EXERCISE DIRECTIONS
Count the lines in the items below that contain the word "rotary", matching case exactly, and reply with only that number.
►
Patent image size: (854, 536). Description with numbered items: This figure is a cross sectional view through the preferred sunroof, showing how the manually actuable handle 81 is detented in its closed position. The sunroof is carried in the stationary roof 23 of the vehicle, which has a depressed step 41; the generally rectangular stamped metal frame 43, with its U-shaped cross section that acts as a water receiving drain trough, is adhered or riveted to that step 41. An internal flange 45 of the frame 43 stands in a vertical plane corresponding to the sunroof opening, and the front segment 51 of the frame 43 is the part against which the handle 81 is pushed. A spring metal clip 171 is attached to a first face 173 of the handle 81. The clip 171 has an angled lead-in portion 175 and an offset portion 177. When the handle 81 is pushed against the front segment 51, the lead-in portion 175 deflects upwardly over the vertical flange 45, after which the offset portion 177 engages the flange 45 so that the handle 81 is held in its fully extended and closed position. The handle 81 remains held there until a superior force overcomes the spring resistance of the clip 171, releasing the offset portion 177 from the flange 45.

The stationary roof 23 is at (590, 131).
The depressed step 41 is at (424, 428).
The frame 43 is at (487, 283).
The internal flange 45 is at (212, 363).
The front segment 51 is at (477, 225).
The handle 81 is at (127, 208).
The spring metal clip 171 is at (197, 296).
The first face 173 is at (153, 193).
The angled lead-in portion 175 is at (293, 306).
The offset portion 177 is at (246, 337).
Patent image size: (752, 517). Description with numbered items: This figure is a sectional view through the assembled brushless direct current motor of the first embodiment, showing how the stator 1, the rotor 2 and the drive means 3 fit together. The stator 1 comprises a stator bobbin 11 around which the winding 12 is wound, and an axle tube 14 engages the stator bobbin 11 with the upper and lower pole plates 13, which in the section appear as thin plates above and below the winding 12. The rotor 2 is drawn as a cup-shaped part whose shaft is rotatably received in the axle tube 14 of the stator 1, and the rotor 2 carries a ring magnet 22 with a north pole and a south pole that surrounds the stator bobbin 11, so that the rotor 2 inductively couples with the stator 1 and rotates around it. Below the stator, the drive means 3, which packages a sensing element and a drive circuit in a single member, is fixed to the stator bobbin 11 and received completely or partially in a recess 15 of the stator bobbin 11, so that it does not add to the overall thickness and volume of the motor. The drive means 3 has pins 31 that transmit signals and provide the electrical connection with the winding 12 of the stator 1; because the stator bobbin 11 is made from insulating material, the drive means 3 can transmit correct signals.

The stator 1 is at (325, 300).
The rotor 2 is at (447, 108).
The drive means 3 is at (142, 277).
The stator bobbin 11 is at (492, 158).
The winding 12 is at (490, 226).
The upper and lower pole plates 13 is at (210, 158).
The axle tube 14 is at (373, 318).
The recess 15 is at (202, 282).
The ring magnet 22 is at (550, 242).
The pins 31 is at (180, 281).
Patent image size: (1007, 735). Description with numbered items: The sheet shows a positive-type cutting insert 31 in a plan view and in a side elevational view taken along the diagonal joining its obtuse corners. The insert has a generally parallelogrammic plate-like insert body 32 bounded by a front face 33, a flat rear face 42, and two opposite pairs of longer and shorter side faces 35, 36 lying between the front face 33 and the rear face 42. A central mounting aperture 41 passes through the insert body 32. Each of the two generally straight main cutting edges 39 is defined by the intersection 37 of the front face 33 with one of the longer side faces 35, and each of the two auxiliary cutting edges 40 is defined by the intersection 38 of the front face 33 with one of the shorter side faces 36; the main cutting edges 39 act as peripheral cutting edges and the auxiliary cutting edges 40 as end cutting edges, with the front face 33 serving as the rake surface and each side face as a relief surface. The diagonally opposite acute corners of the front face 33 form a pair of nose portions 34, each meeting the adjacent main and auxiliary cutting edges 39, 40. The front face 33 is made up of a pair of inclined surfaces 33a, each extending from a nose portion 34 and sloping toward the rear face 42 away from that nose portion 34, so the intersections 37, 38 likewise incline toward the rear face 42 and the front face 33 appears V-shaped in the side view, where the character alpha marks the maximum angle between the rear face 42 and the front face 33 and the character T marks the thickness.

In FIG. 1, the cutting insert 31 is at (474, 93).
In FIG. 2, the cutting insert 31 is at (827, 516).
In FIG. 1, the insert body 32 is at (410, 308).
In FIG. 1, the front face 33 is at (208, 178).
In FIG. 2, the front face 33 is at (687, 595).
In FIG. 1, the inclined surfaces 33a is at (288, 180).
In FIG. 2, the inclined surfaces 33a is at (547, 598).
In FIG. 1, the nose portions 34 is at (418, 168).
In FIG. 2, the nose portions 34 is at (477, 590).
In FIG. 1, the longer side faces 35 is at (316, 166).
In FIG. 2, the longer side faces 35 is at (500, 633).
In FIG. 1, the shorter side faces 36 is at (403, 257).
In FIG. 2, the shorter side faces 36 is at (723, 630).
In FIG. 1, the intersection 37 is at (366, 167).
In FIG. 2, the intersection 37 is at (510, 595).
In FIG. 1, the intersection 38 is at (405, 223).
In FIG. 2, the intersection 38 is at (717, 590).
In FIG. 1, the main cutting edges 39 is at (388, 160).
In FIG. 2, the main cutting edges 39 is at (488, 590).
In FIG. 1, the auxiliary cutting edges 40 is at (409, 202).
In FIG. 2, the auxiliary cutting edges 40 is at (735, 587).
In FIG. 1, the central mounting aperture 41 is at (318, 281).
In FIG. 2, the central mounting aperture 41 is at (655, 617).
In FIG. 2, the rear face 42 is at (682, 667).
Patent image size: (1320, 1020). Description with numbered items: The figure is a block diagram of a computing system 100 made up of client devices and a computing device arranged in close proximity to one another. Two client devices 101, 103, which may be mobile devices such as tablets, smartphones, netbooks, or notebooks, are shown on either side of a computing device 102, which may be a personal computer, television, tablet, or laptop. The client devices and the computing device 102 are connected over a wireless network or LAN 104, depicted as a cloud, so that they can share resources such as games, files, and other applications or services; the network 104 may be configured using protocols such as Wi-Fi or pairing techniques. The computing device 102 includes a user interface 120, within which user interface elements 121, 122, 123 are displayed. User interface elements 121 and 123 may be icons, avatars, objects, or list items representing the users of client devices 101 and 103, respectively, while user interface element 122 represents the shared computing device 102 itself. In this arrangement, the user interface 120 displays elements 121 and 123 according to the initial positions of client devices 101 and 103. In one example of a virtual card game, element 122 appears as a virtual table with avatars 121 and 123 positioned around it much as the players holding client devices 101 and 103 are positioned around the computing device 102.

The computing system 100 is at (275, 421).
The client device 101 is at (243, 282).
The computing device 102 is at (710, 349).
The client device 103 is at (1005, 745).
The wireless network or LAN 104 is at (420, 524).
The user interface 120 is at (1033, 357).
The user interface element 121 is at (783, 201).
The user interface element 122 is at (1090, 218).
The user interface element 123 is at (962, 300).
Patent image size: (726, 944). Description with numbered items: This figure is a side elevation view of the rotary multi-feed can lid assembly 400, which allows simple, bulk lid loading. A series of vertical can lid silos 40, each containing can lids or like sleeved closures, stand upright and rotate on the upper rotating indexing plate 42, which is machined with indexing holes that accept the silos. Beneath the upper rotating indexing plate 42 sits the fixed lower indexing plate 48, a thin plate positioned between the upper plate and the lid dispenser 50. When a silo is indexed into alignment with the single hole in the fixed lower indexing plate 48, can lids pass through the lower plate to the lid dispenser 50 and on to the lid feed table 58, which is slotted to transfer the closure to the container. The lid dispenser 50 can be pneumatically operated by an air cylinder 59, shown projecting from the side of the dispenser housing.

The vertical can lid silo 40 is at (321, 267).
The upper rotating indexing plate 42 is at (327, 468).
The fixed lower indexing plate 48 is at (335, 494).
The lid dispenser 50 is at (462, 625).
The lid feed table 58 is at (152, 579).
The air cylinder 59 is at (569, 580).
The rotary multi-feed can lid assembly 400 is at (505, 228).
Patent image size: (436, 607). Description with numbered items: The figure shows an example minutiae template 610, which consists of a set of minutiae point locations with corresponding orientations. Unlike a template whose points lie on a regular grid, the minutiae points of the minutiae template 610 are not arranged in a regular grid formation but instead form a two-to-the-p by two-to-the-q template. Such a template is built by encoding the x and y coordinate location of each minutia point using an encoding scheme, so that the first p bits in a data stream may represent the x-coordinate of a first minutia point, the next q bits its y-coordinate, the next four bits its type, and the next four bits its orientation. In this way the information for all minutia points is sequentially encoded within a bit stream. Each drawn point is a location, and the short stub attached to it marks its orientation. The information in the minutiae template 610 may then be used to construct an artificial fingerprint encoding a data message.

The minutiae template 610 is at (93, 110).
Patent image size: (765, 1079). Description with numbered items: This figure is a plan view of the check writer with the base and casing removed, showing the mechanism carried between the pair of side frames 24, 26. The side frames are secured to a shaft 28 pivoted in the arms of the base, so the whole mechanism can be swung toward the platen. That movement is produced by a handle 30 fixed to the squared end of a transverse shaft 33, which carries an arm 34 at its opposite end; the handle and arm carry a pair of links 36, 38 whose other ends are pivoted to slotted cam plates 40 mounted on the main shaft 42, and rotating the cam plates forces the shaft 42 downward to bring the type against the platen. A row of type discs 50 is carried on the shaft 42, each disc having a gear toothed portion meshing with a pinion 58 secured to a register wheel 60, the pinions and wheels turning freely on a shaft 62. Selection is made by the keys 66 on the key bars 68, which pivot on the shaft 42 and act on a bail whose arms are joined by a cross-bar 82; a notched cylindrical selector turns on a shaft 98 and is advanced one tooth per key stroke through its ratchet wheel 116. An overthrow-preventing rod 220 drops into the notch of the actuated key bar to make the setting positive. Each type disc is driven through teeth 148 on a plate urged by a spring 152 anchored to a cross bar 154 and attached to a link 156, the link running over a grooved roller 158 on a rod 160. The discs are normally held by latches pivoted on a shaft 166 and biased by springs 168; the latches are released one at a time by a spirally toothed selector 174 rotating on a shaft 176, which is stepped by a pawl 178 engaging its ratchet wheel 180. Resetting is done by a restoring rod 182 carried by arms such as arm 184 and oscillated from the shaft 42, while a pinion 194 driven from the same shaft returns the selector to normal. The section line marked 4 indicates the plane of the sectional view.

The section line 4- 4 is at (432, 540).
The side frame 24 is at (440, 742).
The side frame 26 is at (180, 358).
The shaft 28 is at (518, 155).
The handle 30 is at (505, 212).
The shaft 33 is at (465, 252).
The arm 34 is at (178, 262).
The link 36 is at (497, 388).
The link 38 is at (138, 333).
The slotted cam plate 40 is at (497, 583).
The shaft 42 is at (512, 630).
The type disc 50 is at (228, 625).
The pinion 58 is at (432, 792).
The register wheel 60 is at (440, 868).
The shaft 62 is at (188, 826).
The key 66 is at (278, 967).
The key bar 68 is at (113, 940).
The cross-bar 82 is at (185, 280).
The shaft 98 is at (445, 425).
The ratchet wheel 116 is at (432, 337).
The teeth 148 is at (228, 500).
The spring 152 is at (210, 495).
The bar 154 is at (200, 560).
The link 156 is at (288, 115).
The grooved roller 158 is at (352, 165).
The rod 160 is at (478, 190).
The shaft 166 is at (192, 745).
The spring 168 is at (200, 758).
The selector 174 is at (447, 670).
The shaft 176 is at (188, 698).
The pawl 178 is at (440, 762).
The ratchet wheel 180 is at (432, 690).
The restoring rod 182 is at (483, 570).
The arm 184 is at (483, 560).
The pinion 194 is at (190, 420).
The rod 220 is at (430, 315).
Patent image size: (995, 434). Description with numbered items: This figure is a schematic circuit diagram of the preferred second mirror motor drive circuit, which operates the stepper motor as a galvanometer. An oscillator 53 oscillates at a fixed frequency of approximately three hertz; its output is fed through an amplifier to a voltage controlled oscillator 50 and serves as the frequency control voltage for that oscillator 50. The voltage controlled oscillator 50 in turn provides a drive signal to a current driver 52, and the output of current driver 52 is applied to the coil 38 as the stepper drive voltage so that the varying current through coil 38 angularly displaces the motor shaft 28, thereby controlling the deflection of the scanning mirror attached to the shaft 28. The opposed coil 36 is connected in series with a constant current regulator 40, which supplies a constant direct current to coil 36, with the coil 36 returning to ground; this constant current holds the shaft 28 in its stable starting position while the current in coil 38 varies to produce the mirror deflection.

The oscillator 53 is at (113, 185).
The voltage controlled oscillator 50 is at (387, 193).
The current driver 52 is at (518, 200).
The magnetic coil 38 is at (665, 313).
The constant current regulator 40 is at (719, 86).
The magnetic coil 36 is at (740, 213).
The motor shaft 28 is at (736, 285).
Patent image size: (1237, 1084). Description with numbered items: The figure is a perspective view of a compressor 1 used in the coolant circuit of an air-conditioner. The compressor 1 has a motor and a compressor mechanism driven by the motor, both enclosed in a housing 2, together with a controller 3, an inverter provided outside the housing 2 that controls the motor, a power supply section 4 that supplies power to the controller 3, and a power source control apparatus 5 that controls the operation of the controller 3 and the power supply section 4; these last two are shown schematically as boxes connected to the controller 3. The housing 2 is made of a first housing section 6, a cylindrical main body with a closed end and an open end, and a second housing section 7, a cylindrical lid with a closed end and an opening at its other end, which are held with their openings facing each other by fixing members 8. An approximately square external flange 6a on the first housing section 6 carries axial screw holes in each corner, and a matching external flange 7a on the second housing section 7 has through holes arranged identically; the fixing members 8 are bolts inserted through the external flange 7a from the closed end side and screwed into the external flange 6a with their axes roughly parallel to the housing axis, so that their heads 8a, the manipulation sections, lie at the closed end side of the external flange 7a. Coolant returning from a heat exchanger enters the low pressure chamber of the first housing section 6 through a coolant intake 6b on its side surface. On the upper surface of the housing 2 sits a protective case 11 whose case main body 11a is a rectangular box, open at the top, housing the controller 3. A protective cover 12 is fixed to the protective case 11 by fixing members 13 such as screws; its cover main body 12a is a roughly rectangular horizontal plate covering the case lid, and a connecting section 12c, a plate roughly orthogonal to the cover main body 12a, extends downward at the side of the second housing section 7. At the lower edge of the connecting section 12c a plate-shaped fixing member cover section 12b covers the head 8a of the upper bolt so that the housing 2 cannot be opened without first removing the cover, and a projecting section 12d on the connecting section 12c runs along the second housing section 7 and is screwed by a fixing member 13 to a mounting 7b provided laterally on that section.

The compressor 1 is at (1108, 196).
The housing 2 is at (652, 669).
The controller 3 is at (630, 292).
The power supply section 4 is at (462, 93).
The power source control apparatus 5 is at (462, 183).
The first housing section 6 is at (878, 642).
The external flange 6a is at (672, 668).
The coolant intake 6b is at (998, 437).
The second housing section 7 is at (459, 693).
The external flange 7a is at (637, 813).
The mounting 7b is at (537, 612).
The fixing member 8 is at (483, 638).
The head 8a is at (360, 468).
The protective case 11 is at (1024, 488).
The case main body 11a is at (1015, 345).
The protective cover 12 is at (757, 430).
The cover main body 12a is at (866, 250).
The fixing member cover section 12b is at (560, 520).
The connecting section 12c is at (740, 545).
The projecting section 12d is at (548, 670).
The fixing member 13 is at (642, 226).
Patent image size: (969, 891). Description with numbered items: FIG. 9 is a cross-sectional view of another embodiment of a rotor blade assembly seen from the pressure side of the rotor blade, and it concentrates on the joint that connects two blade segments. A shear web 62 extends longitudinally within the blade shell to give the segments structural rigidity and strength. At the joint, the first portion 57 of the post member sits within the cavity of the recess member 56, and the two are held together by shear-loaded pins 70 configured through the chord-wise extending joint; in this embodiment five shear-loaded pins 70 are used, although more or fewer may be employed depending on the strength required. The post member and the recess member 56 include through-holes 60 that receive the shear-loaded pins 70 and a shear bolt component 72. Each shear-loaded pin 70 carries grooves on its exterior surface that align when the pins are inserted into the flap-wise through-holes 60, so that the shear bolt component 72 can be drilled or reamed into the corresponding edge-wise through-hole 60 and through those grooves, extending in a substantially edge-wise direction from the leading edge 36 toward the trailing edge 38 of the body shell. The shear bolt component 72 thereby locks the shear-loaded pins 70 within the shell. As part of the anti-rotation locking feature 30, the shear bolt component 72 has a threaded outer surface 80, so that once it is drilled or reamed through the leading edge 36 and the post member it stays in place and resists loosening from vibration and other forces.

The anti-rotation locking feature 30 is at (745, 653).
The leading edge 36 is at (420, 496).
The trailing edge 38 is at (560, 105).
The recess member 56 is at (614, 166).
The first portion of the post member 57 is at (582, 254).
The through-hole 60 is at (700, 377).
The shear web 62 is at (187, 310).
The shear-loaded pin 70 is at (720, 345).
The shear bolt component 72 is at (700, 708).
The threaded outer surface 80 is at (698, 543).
◄
WORKED SOLUTION
2